## [Testo del documento]
********
L'eredità della cultura cristiana per una nuova coscienza


Signor cardinale, cari fratelli nell'episcopato e cari amici.


1. Gioisco vivamente nell'accogliere questa mattina i partecipanti al Convegno sull'eredità cristiana della cultura cristiana e del Consiglio Pontificio per la cultura, per riflettere sulla vitalità spirituale della cultura europea, plasmata da due millenni di esperienza cristiana. Ora la domanda che vi ponete con lucidità e coraggio è questa: quale coscienza della loro eredità cristiana hanno effettivamente gli europei? Recentemente numerosi simposi europei, a differenti livelli di responsabilità (vescovi, sacerdoti) si sono interessati con sollecitudine a questo tema. Il bilancio a prima vista sembra comportare sia ombre che luci. Da un lato migliaia di europei danno l'impressione di vivere senza memoria spirituale, come degli eredi che hanno dilapidato il loro patrimonio sacro. Quanti uomini e donne infatti, passano il loro tempo di lavoro e di svago senza alcun riferimento al Vangelo o a Dio! Le loro gioie, le loro speranze, le loro prove sembrano racchiuse in un orizzonte terrestre, e molti sembrano vivere e morire in un vuoto religioso. Questo agnosticismo pratico, quest'indifferenza tranquilla, è purtroppo spesso il dramma delle società economicamente più avanzate, che hanno evacuato il sacro della vita quotidiana e non hanno ancora imparato a creare uno spazio religioso nel cuore delle nuove culture. Quanti giovani respirano e crescono in questo clima religioso, fatto d'ignoranza e di disinteresse verso il fatto religioso!
********
## [Estratti delle voci]
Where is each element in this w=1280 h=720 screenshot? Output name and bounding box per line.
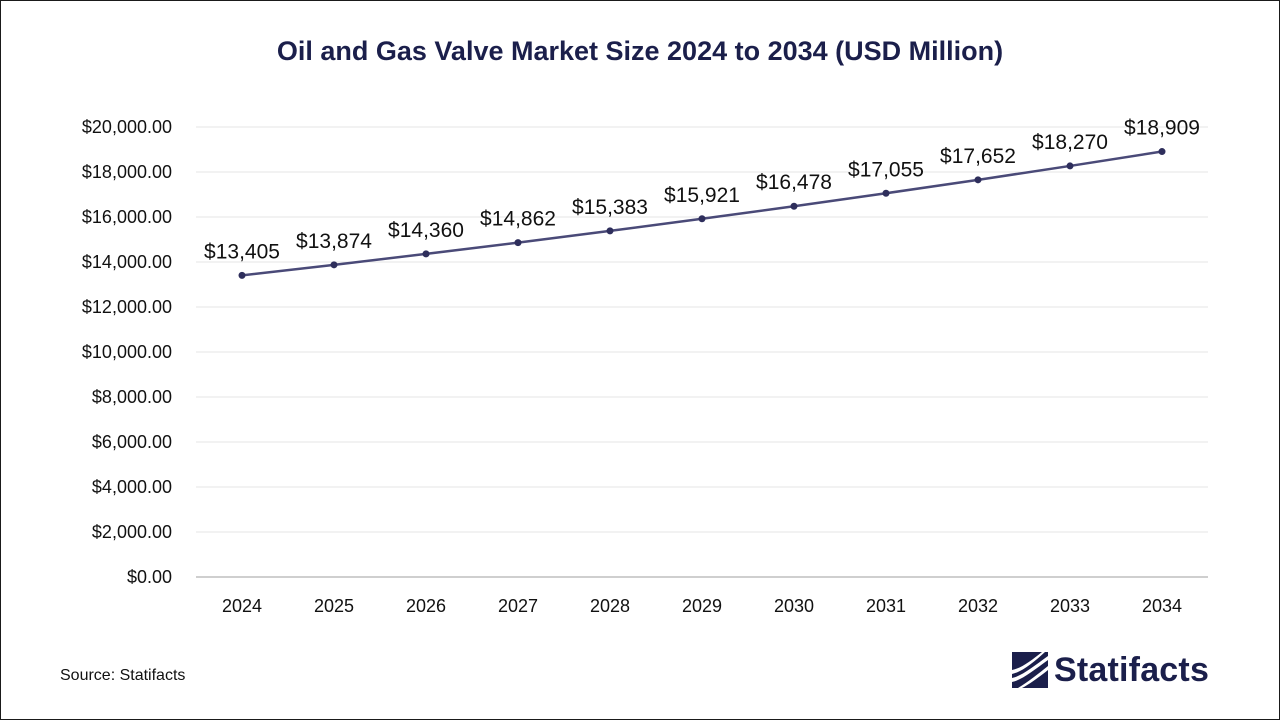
y-tick-label: $16,000.00 — [82, 207, 172, 227]
data-label: $14,862 — [480, 208, 556, 231]
data-label: $18,909 — [1124, 117, 1200, 140]
data-point — [1066, 162, 1074, 170]
x-tick-label: 2033 — [1050, 596, 1090, 616]
y-tick-label: $14,000.00 — [82, 252, 172, 272]
data-labels: $13,405 $13,874 $14,360 $14,862 $15,383 $15,9… — [204, 117, 1200, 264]
y-tick-label: $4,000.00 — [92, 477, 172, 497]
x-tick-label: 2034 — [1142, 596, 1182, 616]
data-point — [330, 261, 338, 269]
x-tick-label: 2032 — [958, 596, 998, 616]
statifacts-logo-icon — [1012, 652, 1048, 688]
data-label: $17,055 — [848, 158, 924, 181]
y-tick-label: $18,000.00 — [82, 162, 172, 182]
x-tick-label: 2025 — [314, 596, 354, 616]
x-tick-label: 2028 — [590, 596, 630, 616]
brand-logo: Statifacts — [1012, 650, 1209, 690]
x-tick-label: 2027 — [498, 596, 538, 616]
data-point — [698, 215, 706, 223]
data-point — [238, 271, 246, 279]
y-axis-ticks: $0.00 $2,000.00 $4,000.00 $6,000.00 $8,000.0… — [82, 117, 172, 587]
y-tick-label: $8,000.00 — [92, 387, 172, 407]
series-line — [241, 150, 1163, 277]
data-label: $15,383 — [572, 196, 648, 219]
y-tick-label: $2,000.00 — [92, 522, 172, 542]
y-tick-label: $6,000.00 — [92, 432, 172, 452]
x-tick-label: 2031 — [866, 596, 906, 616]
data-label: $17,652 — [940, 145, 1016, 168]
series-line-group — [241, 150, 1163, 277]
source-note: Source: Statifacts — [60, 667, 186, 684]
data-label: $15,921 — [664, 184, 740, 207]
y-tick-label: $20,000.00 — [82, 117, 172, 137]
data-label: $14,360 — [388, 219, 464, 242]
data-label: $18,270 — [1032, 131, 1108, 154]
y-tick-label: $0.00 — [127, 567, 172, 587]
y-tick-label: $10,000.00 — [82, 342, 172, 362]
data-label: $13,405 — [204, 240, 280, 263]
x-tick-label: 2024 — [222, 596, 262, 616]
x-tick-label: 2029 — [682, 596, 722, 616]
data-point — [790, 202, 798, 210]
x-tick-label: 2026 — [406, 596, 446, 616]
data-point — [514, 239, 522, 247]
x-tick-label: 2030 — [774, 596, 814, 616]
data-point — [882, 189, 890, 197]
chart-title: Oil and Gas Valve Market Size 2024 to 20… — [276, 36, 1004, 66]
brand-name: Statifacts — [1054, 650, 1210, 689]
data-label: $16,478 — [756, 171, 832, 194]
data-point — [974, 176, 982, 184]
x-axis-ticks: 2024 2025 2026 2027 2028 2029 2030 2031 2032 2033… — [222, 596, 1182, 616]
y-tick-label: $12,000.00 — [82, 297, 172, 317]
gridlines — [196, 126, 1208, 578]
data-label: $13,874 — [296, 230, 372, 253]
data-point — [606, 227, 614, 235]
series-markers — [238, 148, 1166, 279]
data-point — [1158, 148, 1166, 156]
data-point — [422, 250, 430, 258]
********
## [Consegna]
Secondo il discorso sull'eredità cristiana dell'Europa, da quanto tempo di esperienza cristiana è stata plasmata la cultura europea?

## [Risposta svolta]
Da due millenni di esperienza cristiana.